- **Problem statement**
From the entries that follow, gather each line holding the word "STREAMER".

- **Given records**
-*-
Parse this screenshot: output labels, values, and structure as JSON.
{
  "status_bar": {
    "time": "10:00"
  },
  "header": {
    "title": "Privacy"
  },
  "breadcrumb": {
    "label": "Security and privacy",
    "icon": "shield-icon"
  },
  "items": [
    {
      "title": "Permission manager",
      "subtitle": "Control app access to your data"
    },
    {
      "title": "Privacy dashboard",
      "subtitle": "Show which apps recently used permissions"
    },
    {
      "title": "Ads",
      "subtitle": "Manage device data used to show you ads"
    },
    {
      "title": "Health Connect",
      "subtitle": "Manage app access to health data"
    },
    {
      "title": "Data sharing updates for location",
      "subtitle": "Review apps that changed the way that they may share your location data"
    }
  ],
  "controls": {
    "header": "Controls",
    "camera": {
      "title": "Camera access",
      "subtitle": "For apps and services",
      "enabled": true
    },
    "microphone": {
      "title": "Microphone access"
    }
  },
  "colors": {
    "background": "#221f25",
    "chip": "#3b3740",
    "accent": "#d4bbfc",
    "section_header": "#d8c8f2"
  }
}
-*-
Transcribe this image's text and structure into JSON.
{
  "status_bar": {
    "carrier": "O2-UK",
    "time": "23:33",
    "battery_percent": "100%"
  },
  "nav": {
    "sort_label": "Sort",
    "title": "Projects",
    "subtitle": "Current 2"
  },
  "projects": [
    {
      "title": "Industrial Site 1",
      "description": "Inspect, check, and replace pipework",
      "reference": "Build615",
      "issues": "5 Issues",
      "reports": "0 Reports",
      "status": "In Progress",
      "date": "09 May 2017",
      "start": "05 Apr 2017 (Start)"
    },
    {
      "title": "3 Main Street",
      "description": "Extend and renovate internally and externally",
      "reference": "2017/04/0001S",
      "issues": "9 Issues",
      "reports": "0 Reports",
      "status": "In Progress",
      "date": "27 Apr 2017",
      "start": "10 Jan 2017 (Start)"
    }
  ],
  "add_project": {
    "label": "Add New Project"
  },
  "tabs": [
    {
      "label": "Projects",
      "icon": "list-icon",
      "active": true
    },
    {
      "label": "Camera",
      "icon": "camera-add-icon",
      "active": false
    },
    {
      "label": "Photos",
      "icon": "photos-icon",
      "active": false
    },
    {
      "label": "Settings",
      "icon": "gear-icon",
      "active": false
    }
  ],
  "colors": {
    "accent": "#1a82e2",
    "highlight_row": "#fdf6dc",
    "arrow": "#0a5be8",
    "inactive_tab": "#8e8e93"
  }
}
-*-
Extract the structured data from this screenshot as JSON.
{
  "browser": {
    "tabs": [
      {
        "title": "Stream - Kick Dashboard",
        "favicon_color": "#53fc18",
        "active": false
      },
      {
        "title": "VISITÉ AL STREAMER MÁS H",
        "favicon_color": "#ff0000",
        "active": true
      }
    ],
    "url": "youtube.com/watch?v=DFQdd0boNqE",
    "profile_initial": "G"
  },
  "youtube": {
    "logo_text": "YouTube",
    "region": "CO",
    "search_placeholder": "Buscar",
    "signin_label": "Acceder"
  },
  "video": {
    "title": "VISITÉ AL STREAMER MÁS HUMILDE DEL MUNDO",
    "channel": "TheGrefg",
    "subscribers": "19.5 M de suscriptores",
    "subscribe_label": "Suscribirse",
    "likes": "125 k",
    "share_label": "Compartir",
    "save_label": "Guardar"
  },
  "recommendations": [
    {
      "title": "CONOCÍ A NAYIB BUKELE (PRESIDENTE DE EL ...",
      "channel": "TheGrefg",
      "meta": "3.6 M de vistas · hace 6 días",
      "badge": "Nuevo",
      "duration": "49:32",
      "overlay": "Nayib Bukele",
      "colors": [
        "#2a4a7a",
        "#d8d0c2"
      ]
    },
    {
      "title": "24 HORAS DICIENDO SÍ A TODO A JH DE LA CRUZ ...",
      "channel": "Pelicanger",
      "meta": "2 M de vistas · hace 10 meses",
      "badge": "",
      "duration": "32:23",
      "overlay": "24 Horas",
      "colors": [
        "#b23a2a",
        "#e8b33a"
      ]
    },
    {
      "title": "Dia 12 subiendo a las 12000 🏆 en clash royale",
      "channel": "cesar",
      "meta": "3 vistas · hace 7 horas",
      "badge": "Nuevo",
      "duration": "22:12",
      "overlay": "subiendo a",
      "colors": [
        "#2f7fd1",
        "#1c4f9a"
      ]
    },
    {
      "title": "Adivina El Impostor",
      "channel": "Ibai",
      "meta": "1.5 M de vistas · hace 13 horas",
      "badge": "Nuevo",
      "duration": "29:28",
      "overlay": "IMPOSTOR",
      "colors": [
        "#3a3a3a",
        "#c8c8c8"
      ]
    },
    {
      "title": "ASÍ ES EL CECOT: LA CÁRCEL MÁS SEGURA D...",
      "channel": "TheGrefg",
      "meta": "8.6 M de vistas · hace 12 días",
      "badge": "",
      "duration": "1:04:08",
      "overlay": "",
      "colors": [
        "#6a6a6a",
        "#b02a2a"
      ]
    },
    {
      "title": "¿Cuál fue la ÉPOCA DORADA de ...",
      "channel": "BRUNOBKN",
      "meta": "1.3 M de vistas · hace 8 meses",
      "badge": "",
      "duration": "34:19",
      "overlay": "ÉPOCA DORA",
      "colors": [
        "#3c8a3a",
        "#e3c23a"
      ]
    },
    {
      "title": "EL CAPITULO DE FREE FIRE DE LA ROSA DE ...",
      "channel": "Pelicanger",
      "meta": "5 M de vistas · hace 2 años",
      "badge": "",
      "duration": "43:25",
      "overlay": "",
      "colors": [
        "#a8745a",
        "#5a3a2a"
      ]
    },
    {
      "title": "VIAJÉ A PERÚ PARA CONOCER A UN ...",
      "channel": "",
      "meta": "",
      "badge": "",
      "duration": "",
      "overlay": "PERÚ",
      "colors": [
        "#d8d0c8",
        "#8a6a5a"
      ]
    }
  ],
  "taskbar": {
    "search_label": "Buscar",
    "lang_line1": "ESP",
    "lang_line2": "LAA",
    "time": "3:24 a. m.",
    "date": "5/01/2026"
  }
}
-*-
- **Reply**
        "title": "VISITÉ AL STREAMER MÁS H",
    "title": "VISITÉ AL STREAMER MÁS HUMILDE DEL MUNDO",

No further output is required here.